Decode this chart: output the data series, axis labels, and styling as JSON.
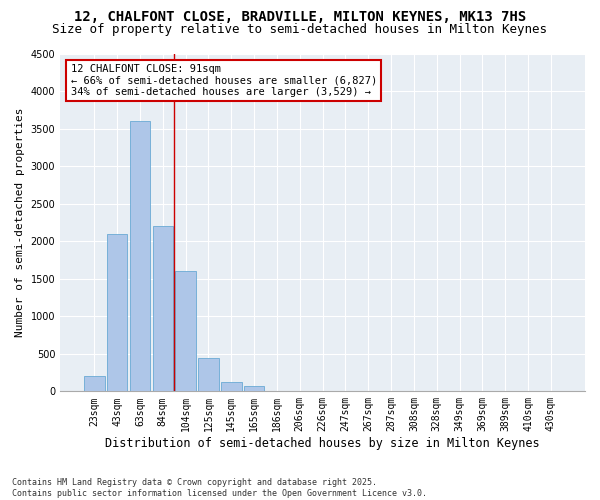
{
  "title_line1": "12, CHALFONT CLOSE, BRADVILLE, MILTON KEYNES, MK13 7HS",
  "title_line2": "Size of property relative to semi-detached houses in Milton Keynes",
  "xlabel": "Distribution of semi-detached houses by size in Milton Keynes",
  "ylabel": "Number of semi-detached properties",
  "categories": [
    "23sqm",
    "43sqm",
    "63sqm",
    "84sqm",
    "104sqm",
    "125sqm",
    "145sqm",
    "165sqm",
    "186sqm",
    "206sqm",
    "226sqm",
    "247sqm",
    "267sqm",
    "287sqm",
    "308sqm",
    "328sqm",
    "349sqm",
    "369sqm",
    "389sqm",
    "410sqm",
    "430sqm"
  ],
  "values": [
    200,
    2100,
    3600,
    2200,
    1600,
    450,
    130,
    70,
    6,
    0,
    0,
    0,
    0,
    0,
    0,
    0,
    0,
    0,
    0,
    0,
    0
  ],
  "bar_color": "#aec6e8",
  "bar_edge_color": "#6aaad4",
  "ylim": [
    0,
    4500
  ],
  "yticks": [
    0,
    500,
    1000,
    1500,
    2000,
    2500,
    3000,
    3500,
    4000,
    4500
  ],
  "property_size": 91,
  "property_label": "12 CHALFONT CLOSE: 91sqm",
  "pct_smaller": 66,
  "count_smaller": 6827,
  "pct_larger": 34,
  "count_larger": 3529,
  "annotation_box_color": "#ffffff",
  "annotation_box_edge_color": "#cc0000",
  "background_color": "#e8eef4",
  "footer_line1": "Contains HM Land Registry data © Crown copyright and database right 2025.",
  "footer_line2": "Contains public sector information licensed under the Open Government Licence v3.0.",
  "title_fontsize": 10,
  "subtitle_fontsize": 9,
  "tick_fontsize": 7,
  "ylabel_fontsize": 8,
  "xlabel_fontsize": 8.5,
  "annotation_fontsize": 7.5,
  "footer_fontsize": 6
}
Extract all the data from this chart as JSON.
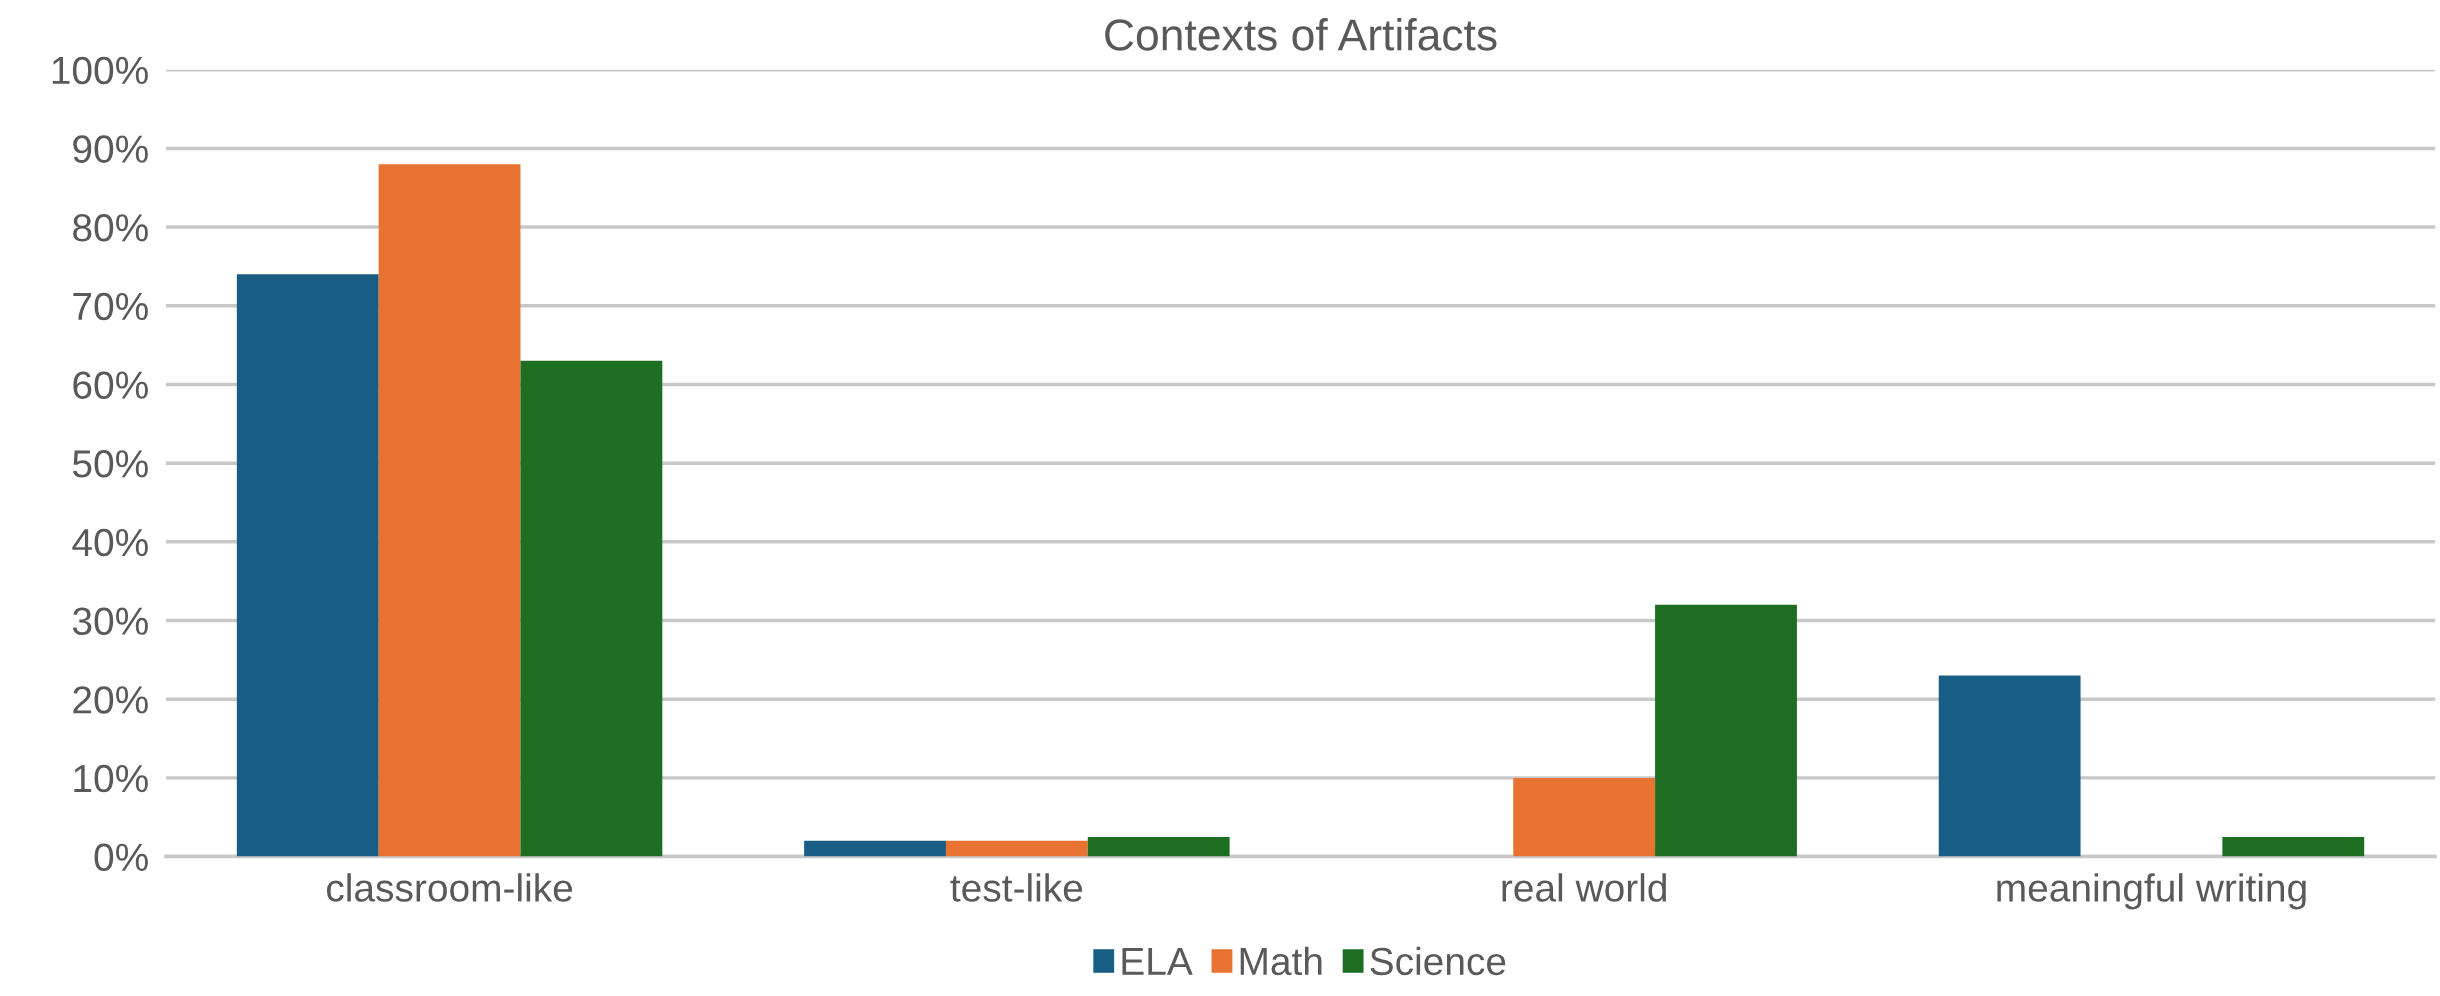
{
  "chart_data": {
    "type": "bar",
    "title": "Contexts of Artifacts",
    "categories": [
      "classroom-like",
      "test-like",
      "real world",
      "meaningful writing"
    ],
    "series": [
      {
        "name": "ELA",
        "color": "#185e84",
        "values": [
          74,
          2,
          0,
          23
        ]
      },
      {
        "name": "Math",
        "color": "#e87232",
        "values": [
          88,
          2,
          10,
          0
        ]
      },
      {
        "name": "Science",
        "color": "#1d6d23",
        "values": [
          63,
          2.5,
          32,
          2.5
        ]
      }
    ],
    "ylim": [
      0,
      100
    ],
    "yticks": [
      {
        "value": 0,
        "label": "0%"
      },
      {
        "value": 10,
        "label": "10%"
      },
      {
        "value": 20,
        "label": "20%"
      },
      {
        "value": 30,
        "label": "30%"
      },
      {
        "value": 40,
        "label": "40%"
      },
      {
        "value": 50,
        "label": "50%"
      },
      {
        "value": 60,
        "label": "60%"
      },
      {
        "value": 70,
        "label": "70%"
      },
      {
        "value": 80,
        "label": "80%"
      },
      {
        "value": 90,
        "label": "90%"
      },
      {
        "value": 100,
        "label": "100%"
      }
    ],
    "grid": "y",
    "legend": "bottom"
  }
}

*TO DO*
Among the lines of the data above, determine how many contain the word "houses". Report the number alone.

*RESULT OF THIS TASK*
2